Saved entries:
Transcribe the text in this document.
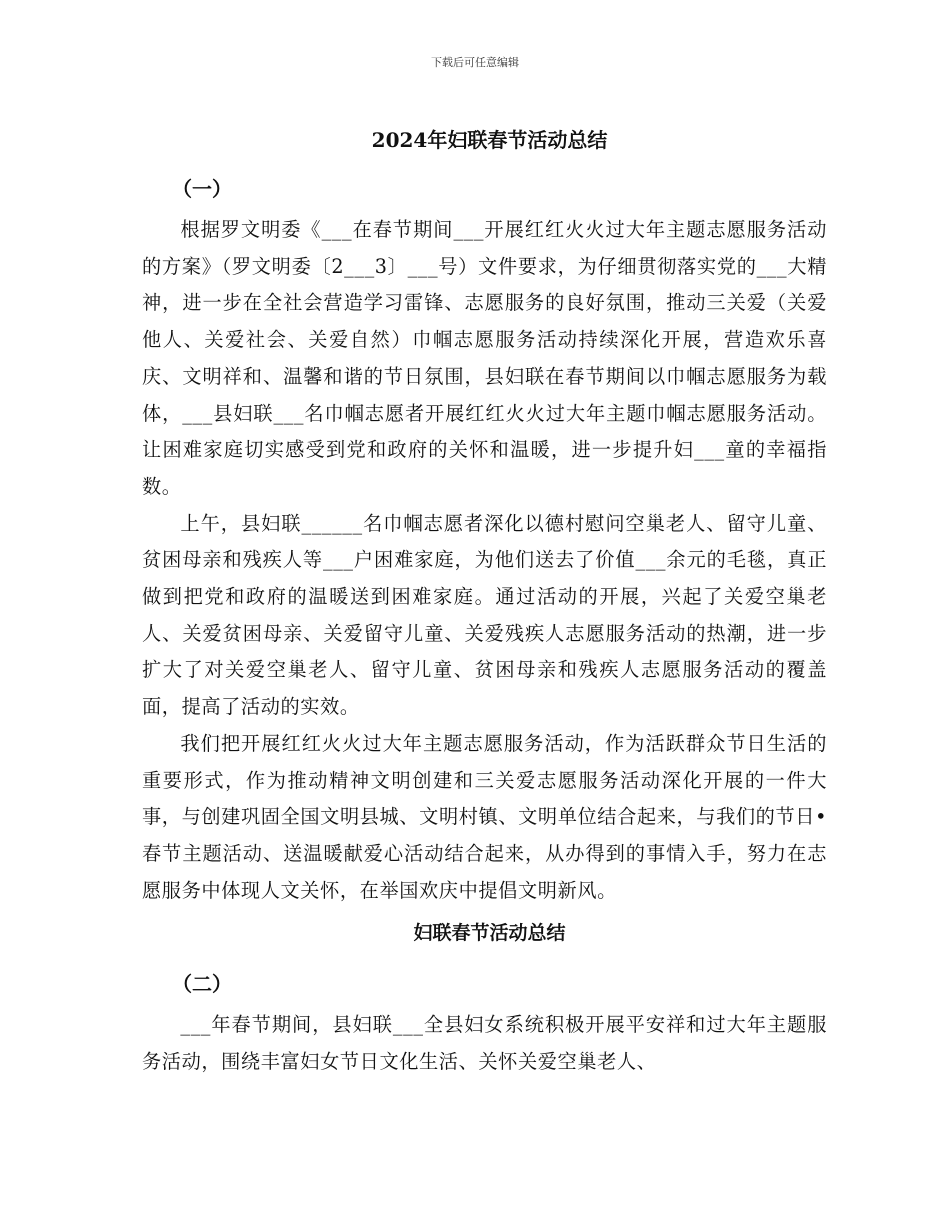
下载后可任意编辑
2024年妇联春节活动总结
（一）

根据罗文明委《___在春节期间___开展红红火火过大年主题志愿服务活动的方案》（罗文明委〔2___3〕___号）文件要求，为仔细贯彻落实党的___大精神，进一步在全社会营造学习雷锋、志愿服务的良好氛围，推动三关爱（关爱他人、关爱社会、关爱自然）巾帼志愿服务活动持续深化开展，营造欢乐喜庆、文明祥和、温馨和谐的节日氛围，县妇联在春节期间以巾帼志愿服务为载体，___县妇联___名巾帼志愿者开展红红火火过大年主题巾帼志愿服务活动。让困难家庭切实感受到党和政府的关怀和温暖，进一步提升妇___童的幸福指数。

上午，县妇联______名巾帼志愿者深化以德村慰问空巢老人、留守儿童、贫困母亲和残疾人等___户困难家庭，为他们送去了价值___余元的毛毯，真正做到把党和政府的温暖送到困难家庭。通过活动的开展，兴起了关爱空巢老人、关爱贫困母亲、关爱留守儿童、关爱残疾人志愿服务活动的热潮，进一步扩大了对关爱空巢老人、留守儿童、贫困母亲和残疾人志愿服务活动的覆盖面，提高了活动的实效。

我们把开展红红火火过大年主题志愿服务活动，作为活跃群众节日生活的重要形式，作为推动精神文明创建和三关爱志愿服务活动深化开展的一件大事，与创建巩固全国文明县城、文明村镇、文明单位结合起来，与我们的节日•春节主题活动、送温暖献爱心活动结合起来，从办得到的事情入手，努力在志愿服务中体现人文关怀，在举国欢庆中提倡文明新风。

妇联春节活动总结
（二）

___年春节期间，县妇联___全县妇女系统积极开展平安祥和过大年主题服务活动，围绕丰富妇女节日文化生活、关怀关爱空巢老人、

WORK TO DO —
Set each line of the records down exactly, leaving every picture out.

CORRECT RESPONSE —
Transcribe the text in this document.
下载后可任意编辑
2024年妇联春节活动总结
（一）

根据罗文明委《___在春节期间___开展红红火火过大年主题志愿服务活动的方案》（罗文明委〔2___3〕___号）文件要求，为仔细贯彻落实党的___大精神，进一步在全社会营造学习雷锋、志愿服务的良好氛围，推动三关爱（关爱他人、关爱社会、关爱自然）巾帼志愿服务活动持续深化开展，营造欢乐喜庆、文明祥和、温馨和谐的节日氛围，县妇联在春节期间以巾帼志愿服务为载体，___县妇联___名巾帼志愿者开展红红火火过大年主题巾帼志愿服务活动。让困难家庭切实感受到党和政府的关怀和温暖，进一步提升妇___童的幸福指数。

上午，县妇联______名巾帼志愿者深化以德村慰问空巢老人、留守儿童、贫困母亲和残疾人等___户困难家庭，为他们送去了价值___余元的毛毯，真正做到把党和政府的温暖送到困难家庭。通过活动的开展，兴起了关爱空巢老人、关爱贫困母亲、关爱留守儿童、关爱残疾人志愿服务活动的热潮，进一步扩大了对关爱空巢老人、留守儿童、贫困母亲和残疾人志愿服务活动的覆盖面，提高了活动的实效。

我们把开展红红火火过大年主题志愿服务活动，作为活跃群众节日生活的重要形式，作为推动精神文明创建和三关爱志愿服务活动深化开展的一件大事，与创建巩固全国文明县城、文明村镇、文明单位结合起来，与我们的节日•春节主题活动、送温暖献爱心活动结合起来，从办得到的事情入手，努力在志愿服务中体现人文关怀，在举国欢庆中提倡文明新风。

妇联春节活动总结
（二）

___年春节期间，县妇联___全县妇女系统积极开展平安祥和过大年主题服务活动，围绕丰富妇女节日文化生活、关怀关爱空巢老人、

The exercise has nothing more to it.